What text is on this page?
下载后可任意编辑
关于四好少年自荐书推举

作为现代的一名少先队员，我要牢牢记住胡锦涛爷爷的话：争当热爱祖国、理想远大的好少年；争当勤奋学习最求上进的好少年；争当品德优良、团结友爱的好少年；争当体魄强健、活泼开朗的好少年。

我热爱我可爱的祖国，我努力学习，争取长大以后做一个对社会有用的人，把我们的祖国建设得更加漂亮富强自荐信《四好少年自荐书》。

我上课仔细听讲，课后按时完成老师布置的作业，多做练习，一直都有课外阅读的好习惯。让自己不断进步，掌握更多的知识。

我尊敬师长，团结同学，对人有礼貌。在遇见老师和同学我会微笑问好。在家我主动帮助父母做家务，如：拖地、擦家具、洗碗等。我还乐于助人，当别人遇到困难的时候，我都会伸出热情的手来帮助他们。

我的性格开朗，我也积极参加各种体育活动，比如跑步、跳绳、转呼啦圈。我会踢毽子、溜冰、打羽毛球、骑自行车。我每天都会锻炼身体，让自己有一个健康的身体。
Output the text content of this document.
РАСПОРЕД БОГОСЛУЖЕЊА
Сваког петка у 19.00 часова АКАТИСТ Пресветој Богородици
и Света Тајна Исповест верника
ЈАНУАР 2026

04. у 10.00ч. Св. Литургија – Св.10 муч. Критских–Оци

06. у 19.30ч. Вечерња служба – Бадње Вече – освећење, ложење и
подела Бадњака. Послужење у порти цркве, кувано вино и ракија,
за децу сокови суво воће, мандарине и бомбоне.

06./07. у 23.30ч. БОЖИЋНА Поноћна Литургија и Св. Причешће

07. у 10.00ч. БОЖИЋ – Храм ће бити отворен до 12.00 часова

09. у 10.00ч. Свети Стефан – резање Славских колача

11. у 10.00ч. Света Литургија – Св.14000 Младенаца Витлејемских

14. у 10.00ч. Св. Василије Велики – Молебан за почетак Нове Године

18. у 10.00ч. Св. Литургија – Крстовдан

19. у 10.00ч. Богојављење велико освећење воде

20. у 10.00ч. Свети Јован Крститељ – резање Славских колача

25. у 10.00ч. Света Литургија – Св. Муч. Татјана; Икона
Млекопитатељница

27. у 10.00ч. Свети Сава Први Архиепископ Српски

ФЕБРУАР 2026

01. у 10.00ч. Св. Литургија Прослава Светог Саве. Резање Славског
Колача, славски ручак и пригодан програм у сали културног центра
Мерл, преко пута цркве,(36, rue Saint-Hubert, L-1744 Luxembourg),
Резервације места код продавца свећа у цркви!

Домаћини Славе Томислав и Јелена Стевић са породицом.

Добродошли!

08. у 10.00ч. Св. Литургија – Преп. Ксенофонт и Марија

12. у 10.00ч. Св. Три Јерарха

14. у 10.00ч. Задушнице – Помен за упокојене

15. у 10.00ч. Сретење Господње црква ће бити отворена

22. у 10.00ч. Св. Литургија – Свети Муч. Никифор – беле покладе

__Problem to solve__
In the material above, show every line where the word "часова" turns up.

__Output__
Сваког петка у 19.00 часова АКАТИСТ Пресветој Богородици
07. у 10.00ч. БОЖИЋ – Храм ће бити отворен до 12.00 часова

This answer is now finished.